We’re all enjoying a delicious breakfast of soy-rizo, cheese and eggs when we hear yelling and screaming. Joe’s brother, let’s call him Nate, and I grab three-foot pieces of re-bar and Pig-fucker decides to go unarmed as we start charging up to the house when we see Joe walking out from behind the house, standing from what must have been a slump, just in time to get his hat thrown at him by these yet-to-be-seen assailants. Me and Nate start sprinting toward him right when two cars pull up and seven bro-ish looking men with guns get out, have a group discussion out of ear reach, then all start walking toward us, maybe half pulling guns out. We slow down to a walk and drop our re-bar. We meet them half way up the hill and they tell us we have ten minutes to be out. None of us were down to be shot over weed so we started packing.
We knew that getting out in ten minutes wasn’t going to happen after building structures to stay dry for the next month or two but we decided not to try explaining this and rather just get to work.
We later heard what all the hubbub was about. Apparently Joe’s partner — the bro-ish figure — was married and his wife had just never come outside. This woman was eating breakfast one morning and looked out the window just in time to see Joe’s brother Nate taking a shit in the woods. With no restroom, defecating outside was necessary but doing it so close to the house was not. They were also upset because as they were already behind on their power bill, having yet another drain (us) on it was too much for them to bear apparently. So, instead of talking about it like anyone else might do, they jumped Joe to get out of the contract he had written and made him and us, his workers, leave at gun-point. This of course was devastating to Joe because half the crop was his and we didn’t even begin to harvest it. Even though he had lost his investment, he still tried to pay us for the two weeks of work we had done. I only accepted part of this because I really needed it but let him save most of it. Unlike me, Joe did have a wife and kid to support.

◆ Structured page parsing data ◆

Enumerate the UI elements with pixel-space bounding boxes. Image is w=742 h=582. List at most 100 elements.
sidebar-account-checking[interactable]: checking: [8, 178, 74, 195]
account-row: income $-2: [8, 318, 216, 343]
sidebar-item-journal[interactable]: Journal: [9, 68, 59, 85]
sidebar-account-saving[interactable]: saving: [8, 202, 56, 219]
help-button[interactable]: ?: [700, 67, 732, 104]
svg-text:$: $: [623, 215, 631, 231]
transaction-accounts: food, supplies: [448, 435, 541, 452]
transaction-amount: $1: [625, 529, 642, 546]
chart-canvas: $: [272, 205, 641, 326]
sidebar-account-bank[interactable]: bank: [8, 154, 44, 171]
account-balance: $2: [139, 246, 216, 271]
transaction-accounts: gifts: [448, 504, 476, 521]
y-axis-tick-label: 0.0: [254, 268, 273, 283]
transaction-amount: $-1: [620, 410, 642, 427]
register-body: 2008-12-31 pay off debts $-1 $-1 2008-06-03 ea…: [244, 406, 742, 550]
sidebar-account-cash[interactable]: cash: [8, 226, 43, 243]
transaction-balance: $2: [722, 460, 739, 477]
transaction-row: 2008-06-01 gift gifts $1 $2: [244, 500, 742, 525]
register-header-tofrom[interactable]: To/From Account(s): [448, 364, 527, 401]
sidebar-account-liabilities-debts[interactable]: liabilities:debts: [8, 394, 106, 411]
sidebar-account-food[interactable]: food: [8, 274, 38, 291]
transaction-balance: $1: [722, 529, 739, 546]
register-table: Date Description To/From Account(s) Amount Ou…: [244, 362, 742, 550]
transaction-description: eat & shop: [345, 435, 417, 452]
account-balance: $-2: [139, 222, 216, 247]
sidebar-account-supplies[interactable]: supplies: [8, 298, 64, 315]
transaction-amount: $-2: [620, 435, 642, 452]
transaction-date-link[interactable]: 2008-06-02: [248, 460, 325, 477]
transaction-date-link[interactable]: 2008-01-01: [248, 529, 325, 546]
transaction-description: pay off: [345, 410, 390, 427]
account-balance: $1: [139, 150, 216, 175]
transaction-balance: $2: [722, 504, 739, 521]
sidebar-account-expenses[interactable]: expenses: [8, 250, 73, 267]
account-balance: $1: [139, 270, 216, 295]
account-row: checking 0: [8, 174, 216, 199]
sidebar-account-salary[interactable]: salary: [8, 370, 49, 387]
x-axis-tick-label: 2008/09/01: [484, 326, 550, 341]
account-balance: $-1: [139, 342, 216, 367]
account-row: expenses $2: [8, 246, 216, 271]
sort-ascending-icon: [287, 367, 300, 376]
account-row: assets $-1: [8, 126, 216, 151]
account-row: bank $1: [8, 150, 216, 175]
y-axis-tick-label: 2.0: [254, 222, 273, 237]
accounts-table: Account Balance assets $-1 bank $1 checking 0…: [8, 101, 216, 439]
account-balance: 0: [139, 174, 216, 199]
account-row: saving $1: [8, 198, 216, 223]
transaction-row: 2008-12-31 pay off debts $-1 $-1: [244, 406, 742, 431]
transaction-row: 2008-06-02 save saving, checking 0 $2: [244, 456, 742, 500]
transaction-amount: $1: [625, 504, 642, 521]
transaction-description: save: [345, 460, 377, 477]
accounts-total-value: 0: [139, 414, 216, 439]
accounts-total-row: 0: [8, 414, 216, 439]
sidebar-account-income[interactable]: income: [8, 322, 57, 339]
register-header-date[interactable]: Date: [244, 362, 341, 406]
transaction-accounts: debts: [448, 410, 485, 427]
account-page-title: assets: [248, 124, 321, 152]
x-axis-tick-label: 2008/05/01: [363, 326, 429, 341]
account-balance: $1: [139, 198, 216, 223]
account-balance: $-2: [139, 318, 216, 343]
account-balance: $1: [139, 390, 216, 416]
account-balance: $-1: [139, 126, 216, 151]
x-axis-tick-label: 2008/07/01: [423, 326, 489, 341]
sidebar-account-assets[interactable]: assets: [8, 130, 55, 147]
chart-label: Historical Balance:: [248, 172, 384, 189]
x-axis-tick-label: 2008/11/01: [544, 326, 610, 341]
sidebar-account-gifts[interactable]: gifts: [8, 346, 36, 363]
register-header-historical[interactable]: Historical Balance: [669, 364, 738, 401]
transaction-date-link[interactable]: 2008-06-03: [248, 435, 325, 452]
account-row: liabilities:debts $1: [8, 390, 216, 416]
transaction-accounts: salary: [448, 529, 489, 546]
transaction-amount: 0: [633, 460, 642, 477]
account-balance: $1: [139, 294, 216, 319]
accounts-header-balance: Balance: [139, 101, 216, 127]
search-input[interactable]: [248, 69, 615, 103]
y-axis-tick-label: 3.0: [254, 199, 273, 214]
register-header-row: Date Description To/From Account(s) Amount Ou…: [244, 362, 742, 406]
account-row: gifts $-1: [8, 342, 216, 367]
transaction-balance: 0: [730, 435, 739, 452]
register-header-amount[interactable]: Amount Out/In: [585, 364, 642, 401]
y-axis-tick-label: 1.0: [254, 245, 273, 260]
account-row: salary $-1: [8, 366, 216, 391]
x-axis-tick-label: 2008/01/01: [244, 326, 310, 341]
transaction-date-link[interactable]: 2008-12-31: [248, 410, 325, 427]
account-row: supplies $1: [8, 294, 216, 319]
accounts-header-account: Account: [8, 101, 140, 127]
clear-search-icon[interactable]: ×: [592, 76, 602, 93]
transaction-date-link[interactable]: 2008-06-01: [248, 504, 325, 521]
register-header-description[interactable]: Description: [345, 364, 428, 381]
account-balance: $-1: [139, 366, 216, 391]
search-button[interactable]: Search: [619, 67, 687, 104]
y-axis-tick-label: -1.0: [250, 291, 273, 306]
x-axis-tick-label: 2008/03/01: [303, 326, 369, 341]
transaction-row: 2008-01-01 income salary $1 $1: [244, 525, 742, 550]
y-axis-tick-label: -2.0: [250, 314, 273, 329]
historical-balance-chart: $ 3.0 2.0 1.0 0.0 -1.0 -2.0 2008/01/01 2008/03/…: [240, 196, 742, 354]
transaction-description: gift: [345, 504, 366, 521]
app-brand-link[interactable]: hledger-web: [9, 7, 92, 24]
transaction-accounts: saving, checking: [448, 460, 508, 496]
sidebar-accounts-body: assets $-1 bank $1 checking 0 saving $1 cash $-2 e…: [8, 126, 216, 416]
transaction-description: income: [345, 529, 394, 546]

◆ WORK ORDER A ◆
Answer these about the eviction account:
(i) What were they eating for breakfast when the yelling started?
(ii) How many men got out of the two cars?
(iii) How many weeks of work had they done before leaving?
◆ WORK ORDER B ◆
From the eviction account, extract the stretch from "We’re all enjoying" through "we started packing.".

◆ WRITTEN SOLUTION A ◆
(i) Soy-rizo, cheese and eggs.
(ii) Seven.
(iii) Two weeks.

◆ WRITTEN SOLUTION B ◆
We’re all enjoying a delicious breakfast of soy-rizo, cheese and eggs when we hear yelling and screaming. Joe’s brother, let’s call him Nate, and I grab three-foot pieces of re-bar and Pig-fucker decides to go unarmed as we start charging up to the house when we see Joe walking out from behind the house, standing from what must have been a slump, just in time to get his hat thrown at him by these yet-to-be-seen assailants. Me and Nate start sprinting toward him right when two cars pull up and seven bro-ish looking men with guns get out, have a group discussion out of ear reach, then all start walking toward us, maybe half pulling guns out. We slow down to a walk and drop our re-bar. We meet them half way up the hill and they tell us we have ten minutes to be out. None of us were down to be shot over weed so we started packing.